=== Data supplied ===
— BEGIN —

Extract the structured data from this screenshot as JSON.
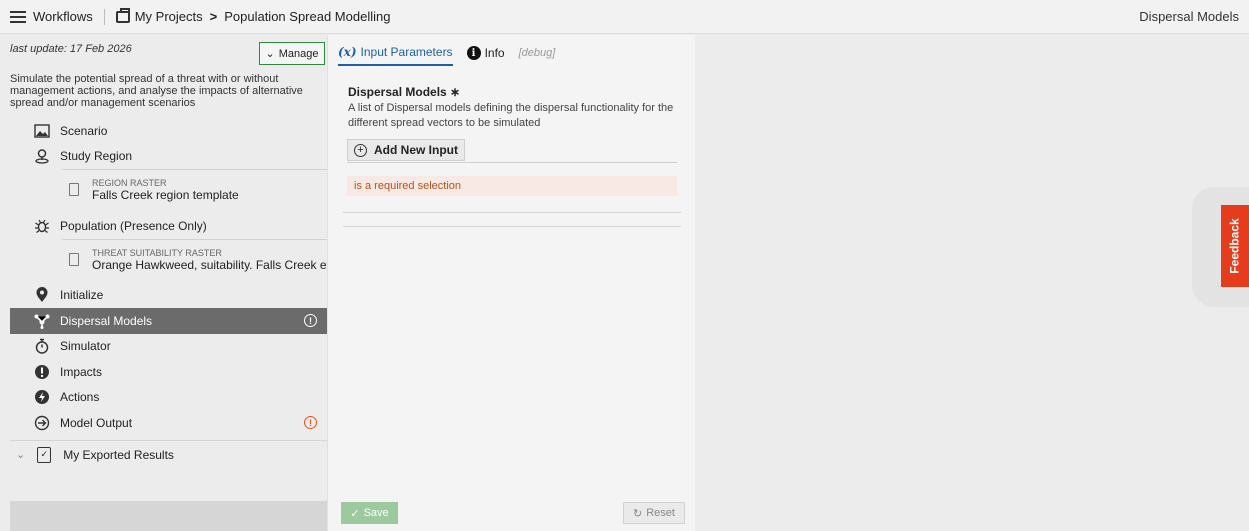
{
  "topbar": {
    "workflows_label": "Workflows",
    "projects_label": "My Projects",
    "breadcrumb_sep": ">",
    "project_name": "Population Spread Modelling",
    "current_view": "Dispersal Models"
  },
  "sidebar": {
    "last_update": "last update: 17 Feb 2026",
    "manage_label": "Manage",
    "description": "Simulate the potential spread of a threat with or without management actions, and analyse the impacts of alternative spread and/or management scenarios",
    "items": [
      {
        "label": "Scenario",
        "icon": "image-icon"
      },
      {
        "label": "Study Region",
        "icon": "map-pin-icon"
      },
      {
        "label": "Population (Presence Only)",
        "icon": "bug-icon"
      },
      {
        "label": "Initialize",
        "icon": "location-pin-icon"
      },
      {
        "label": "Dispersal Models",
        "icon": "dispersal-icon",
        "active": true,
        "warning": "!"
      },
      {
        "label": "Simulator",
        "icon": "stopwatch-icon"
      },
      {
        "label": "Impacts",
        "icon": "exclamation-icon"
      },
      {
        "label": "Actions",
        "icon": "lightning-icon"
      },
      {
        "label": "Model Output",
        "icon": "arrow-circle-icon",
        "warning": "!"
      }
    ],
    "region_raster": {
      "label": "REGION RASTER",
      "value": "Falls Creek region template"
    },
    "threat_raster": {
      "label": "THREAT SUITABILITY RASTER",
      "value": "Orange Hawkweed, suitability. Falls Creek example"
    },
    "exported_results": "My Exported Results"
  },
  "panel": {
    "tabs": {
      "input_icon": "(x)",
      "input_label": "Input Parameters",
      "info_icon": "i",
      "info_label": "Info",
      "debug_label": "[debug]"
    },
    "field_title": "Dispersal Models ∗",
    "field_description": "A list of Dispersal models defining the dispersal functionality for the different spread vectors to be simulated",
    "add_label": "Add New Input",
    "error_text": "is a required selection",
    "save_label": "Save",
    "reset_label": "Reset"
  },
  "feedback_label": "Feedback",
  "colors": {
    "accent_blue": "#1d5fad",
    "active_nav": "#6b6b6b",
    "warning_orange": "#e8541c",
    "save_green": "#9dc99e",
    "feedback_red": "#e43c1c",
    "error_bg": "#f8e9e4"
  }
}
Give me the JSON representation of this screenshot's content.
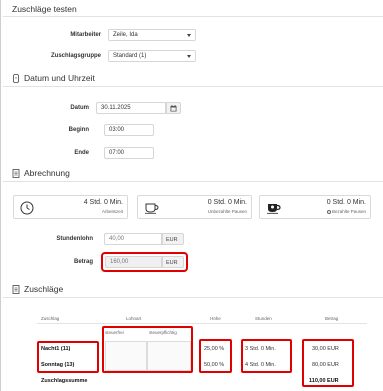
{
  "title": "Zuschläge testen",
  "form": {
    "mitarbeiter_label": "Mitarbeiter",
    "mitarbeiter_value": "Zeile, Ida",
    "gruppe_label": "Zuschlagsgruppe",
    "gruppe_value": "Standard (1)"
  },
  "datum_section": {
    "title": "Datum und Uhrzeit",
    "datum_label": "Datum",
    "datum_value": "30.11.2025",
    "beginn_label": "Beginn",
    "beginn_value": "03:00",
    "ende_label": "Ende",
    "ende_value": "07:00"
  },
  "abrechnung": {
    "title": "Abrechnung",
    "cards": [
      {
        "value": "4 Std. 0 Min.",
        "caption": "Arbeitszeit",
        "icon": "clock-icon"
      },
      {
        "value": "0 Std. 0 Min.",
        "caption": "Unbezahlte Pausen",
        "icon": "coffee-cup-icon"
      },
      {
        "value": "0 Std. 0 Min.",
        "caption": "Bezahlte Pausen",
        "icon": "coffee-cup-filled-icon"
      }
    ],
    "stundenlohn_label": "Stundenlohn",
    "stundenlohn_value": "40,00",
    "stundenlohn_unit": "EUR",
    "betrag_label": "Betrag",
    "betrag_value": "160,00",
    "betrag_unit": "EUR"
  },
  "zuschlaege": {
    "title": "Zuschläge",
    "headers": {
      "zuschlag": "Zuschlag",
      "lohnart": "Lohnart",
      "hoehe": "Höhe",
      "stunden": "Stunden",
      "betrag": "Betrag",
      "steuerfrei": "steuerfrei",
      "steuerpflichtig": "steuerpflichtig"
    },
    "rows": [
      {
        "name": "Nacht1 (11)",
        "hoehe": "25,00 %",
        "stunden": "3 Std. 0 Min.",
        "betrag": "30,00 EUR"
      },
      {
        "name": "Sonntag (13)",
        "hoehe": "50,00 %",
        "stunden": "4 Std. 0 Min.",
        "betrag": "80,00 EUR"
      }
    ],
    "summe_label": "Zuschlagssumme",
    "summe_value": "110,00 EUR"
  },
  "colors": {
    "highlight": "#e00000",
    "border": "#d6d6d6"
  }
}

— END —

=== What is being asked ===
Give every line back word for word and leave the pictures out.

=== Response to the exercise ===
Extract the structured data from this screenshot as JSON.
{
  "topbar": {
    "workflows_label": "Workflows",
    "projects_label": "My Projects",
    "breadcrumb_sep": ">",
    "project_name": "Population Spread Modelling",
    "current_view": "Dispersal Models"
  },
  "sidebar": {
    "last_update": "last update: 17 Feb 2026",
    "manage_label": "Manage",
    "description": "Simulate the potential spread of a threat with or without management actions, and analyse the impacts of alternative spread and/or management scenarios",
    "items": [
      {
        "label": "Scenario",
        "icon": "image-icon"
      },
      {
        "label": "Study Region",
        "icon": "map-pin-icon"
      },
      {
        "label": "Population (Presence Only)",
        "icon": "bug-icon"
      },
      {
        "label": "Initialize",
        "icon": "location-pin-icon"
      },
      {
        "label": "Dispersal Models",
        "icon": "dispersal-icon",
        "active": true,
        "warning": "!"
      },
      {
        "label": "Simulator",
        "icon": "stopwatch-icon"
      },
      {
        "label": "Impacts",
        "icon": "exclamation-icon"
      },
      {
        "label": "Actions",
        "icon": "lightning-icon"
      },
      {
        "label": "Model Output",
        "icon": "arrow-circle-icon",
        "warning": "!"
      }
    ],
    "region_raster": {
      "label": "REGION RASTER",
      "value": "Falls Creek region template"
    },
    "threat_raster": {
      "label": "THREAT SUITABILITY RASTER",
      "value": "Orange Hawkweed, suitability. Falls Creek example"
    },
    "exported_results": "My Exported Results"
  },
  "panel": {
    "tabs": {
      "input_icon": "(x)",
      "input_label": "Input Parameters",
      "info_icon": "i",
      "info_label": "Info",
      "debug_label": "[debug]"
    },
    "field_title": "Dispersal Models ∗",
    "field_description": "A list of Dispersal models defining the dispersal functionality for the different spread vectors to be simulated",
    "add_label": "Add New Input",
    "error_text": "is a required selection",
    "save_label": "Save",
    "reset_label": "Reset"
  },
  "feedback_label": "Feedback",
  "colors": {
    "accent_blue": "#1d5fad",
    "active_nav": "#6b6b6b",
    "warning_orange": "#e8541c",
    "save_green": "#9dc99e",
    "feedback_red": "#e43c1c",
    "error_bg": "#f8e9e4"
  }
}
Give me the JSON representation of this screenshot's content.
{
  "title": "Zuschläge testen",
  "form": {
    "mitarbeiter_label": "Mitarbeiter",
    "mitarbeiter_value": "Zeile, Ida",
    "gruppe_label": "Zuschlagsgruppe",
    "gruppe_value": "Standard (1)"
  },
  "datum_section": {
    "title": "Datum und Uhrzeit",
    "datum_label": "Datum",
    "datum_value": "30.11.2025",
    "beginn_label": "Beginn",
    "beginn_value": "03:00",
    "ende_label": "Ende",
    "ende_value": "07:00"
  },
  "abrechnung": {
    "title": "Abrechnung",
    "cards": [
      {
        "value": "4 Std. 0 Min.",
        "caption": "Arbeitszeit",
        "icon": "clock-icon"
      },
      {
        "value": "0 Std. 0 Min.",
        "caption": "Unbezahlte Pausen",
        "icon": "coffee-cup-icon"
      },
      {
        "value": "0 Std. 0 Min.",
        "caption": "Bezahlte Pausen",
        "icon": "coffee-cup-filled-icon"
      }
    ],
    "stundenlohn_label": "Stundenlohn",
    "stundenlohn_value": "40,00",
    "stundenlohn_unit": "EUR",
    "betrag_label": "Betrag",
    "betrag_value": "160,00",
    "betrag_unit": "EUR"
  },
  "zuschlaege": {
    "title": "Zuschläge",
    "headers": {
      "zuschlag": "Zuschlag",
      "lohnart": "Lohnart",
      "hoehe": "Höhe",
      "stunden": "Stunden",
      "betrag": "Betrag",
      "steuerfrei": "steuerfrei",
      "steuerpflichtig": "steuerpflichtig"
    },
    "rows": [
      {
        "name": "Nacht1 (11)",
        "hoehe": "25,00 %",
        "stunden": "3 Std. 0 Min.",
        "betrag": "30,00 EUR"
      },
      {
        "name": "Sonntag (13)",
        "hoehe": "50,00 %",
        "stunden": "4 Std. 0 Min.",
        "betrag": "80,00 EUR"
      }
    ],
    "summe_label": "Zuschlagssumme",
    "summe_value": "110,00 EUR"
  },
  "colors": {
    "highlight": "#e00000",
    "border": "#d6d6d6"
  }
}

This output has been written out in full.